* **Task goal**
Give the number of lines in the listing below that include the word "ylabel", with nothing more.

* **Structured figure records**
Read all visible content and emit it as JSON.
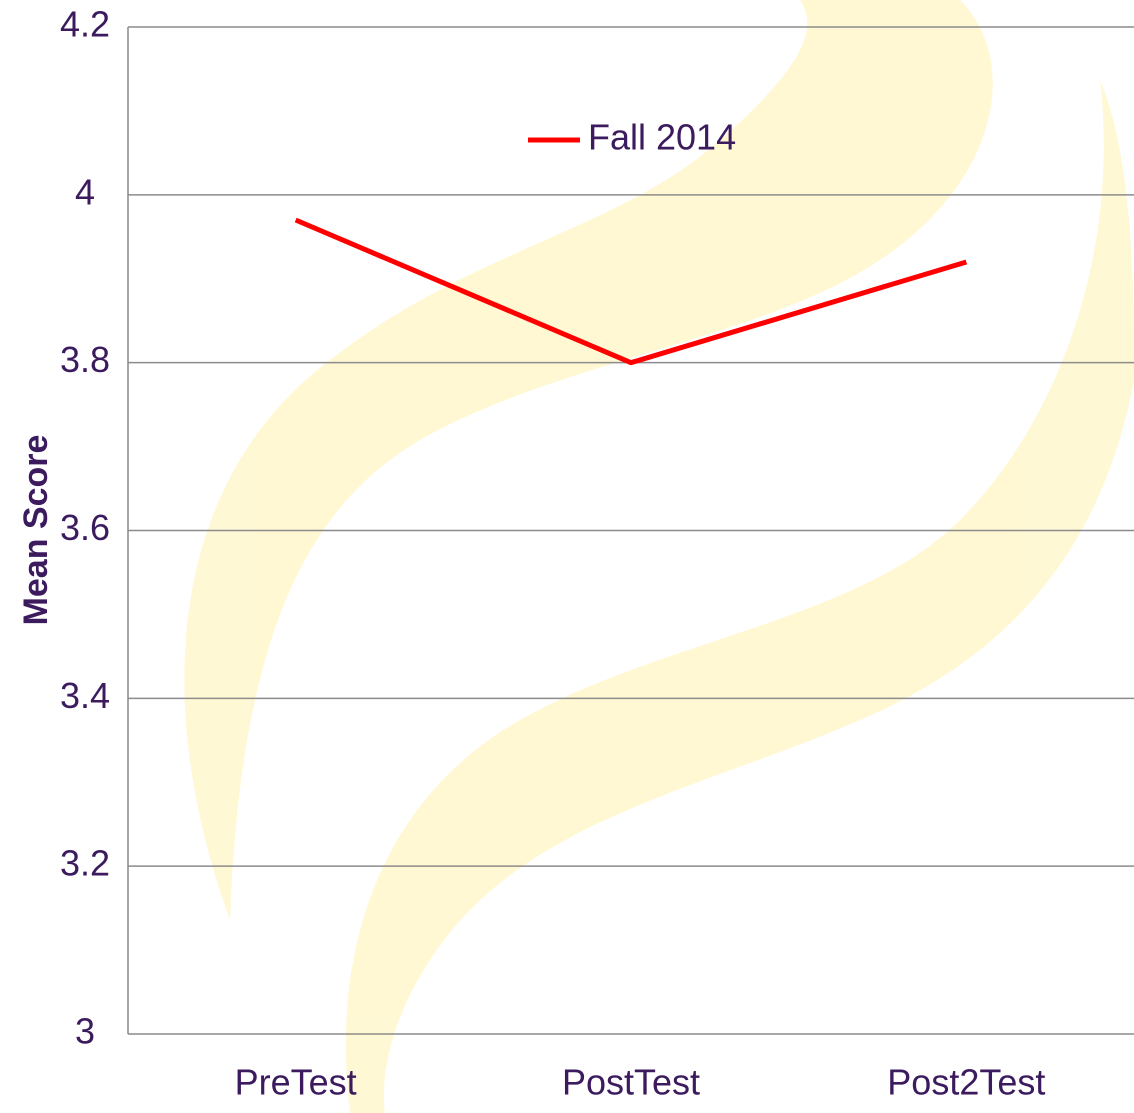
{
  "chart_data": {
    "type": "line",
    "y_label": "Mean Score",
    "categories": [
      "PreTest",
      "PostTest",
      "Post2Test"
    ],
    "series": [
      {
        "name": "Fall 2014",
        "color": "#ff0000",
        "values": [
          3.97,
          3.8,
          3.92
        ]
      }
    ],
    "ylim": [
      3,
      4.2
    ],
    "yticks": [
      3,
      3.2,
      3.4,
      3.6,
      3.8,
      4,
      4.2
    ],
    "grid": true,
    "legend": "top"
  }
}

...

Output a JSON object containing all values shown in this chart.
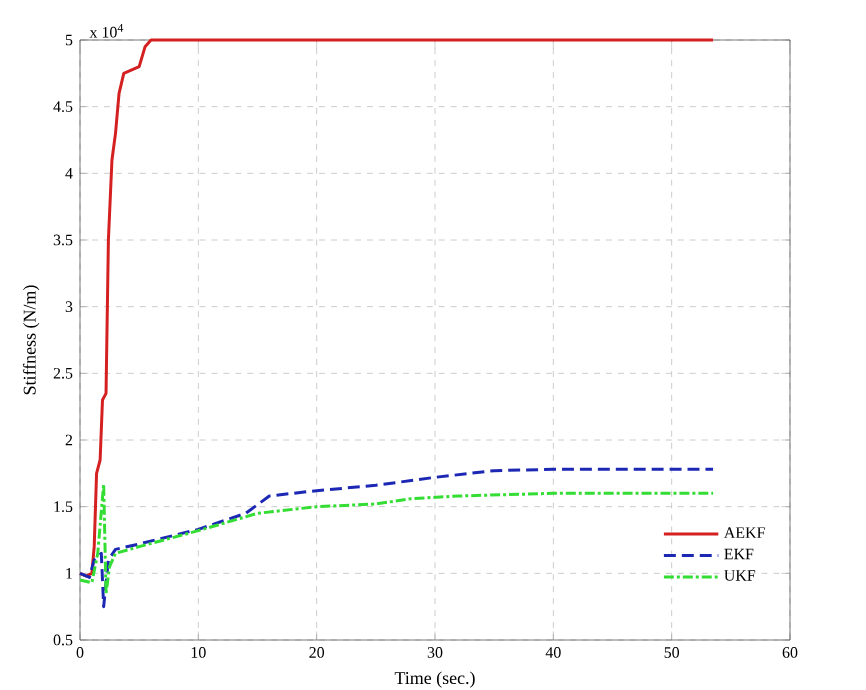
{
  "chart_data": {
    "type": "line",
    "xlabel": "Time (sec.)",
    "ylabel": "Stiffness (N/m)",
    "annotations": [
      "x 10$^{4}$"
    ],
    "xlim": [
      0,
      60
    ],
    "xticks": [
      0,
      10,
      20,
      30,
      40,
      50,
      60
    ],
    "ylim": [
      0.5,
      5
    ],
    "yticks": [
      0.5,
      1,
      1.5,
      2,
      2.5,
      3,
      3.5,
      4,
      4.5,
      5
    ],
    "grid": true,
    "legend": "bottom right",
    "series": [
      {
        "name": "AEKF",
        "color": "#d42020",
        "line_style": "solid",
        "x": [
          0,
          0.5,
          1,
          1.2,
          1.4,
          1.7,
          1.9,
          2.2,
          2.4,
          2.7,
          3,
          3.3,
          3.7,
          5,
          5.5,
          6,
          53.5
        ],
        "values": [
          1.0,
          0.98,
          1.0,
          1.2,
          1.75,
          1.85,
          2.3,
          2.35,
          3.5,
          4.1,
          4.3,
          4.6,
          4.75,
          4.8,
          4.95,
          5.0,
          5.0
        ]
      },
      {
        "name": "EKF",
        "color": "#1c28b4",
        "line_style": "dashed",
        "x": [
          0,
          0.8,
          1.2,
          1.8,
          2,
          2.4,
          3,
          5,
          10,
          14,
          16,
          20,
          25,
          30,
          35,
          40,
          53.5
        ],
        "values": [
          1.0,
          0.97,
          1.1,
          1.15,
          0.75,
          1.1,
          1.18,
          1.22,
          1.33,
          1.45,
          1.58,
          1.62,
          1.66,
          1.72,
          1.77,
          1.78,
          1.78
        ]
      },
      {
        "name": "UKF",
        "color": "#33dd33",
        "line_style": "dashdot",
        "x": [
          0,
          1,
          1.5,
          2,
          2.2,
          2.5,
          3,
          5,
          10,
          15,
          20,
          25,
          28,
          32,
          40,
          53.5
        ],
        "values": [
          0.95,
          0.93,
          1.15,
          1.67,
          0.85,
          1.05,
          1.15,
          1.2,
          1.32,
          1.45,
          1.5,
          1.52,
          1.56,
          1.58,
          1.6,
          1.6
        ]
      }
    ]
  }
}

...

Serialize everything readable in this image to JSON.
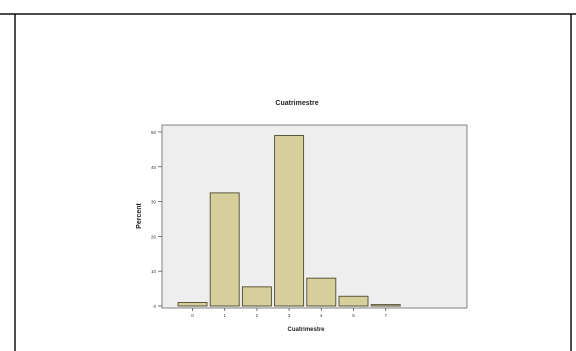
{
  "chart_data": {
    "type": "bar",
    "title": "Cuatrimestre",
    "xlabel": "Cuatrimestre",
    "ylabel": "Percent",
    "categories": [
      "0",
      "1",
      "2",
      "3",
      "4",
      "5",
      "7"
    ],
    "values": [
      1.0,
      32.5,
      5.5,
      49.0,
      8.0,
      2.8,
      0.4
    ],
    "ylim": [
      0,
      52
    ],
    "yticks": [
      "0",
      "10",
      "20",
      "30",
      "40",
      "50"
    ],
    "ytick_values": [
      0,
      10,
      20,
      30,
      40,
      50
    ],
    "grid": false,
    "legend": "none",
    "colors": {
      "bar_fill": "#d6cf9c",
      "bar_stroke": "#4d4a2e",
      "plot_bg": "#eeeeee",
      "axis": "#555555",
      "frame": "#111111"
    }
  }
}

* **The response**
2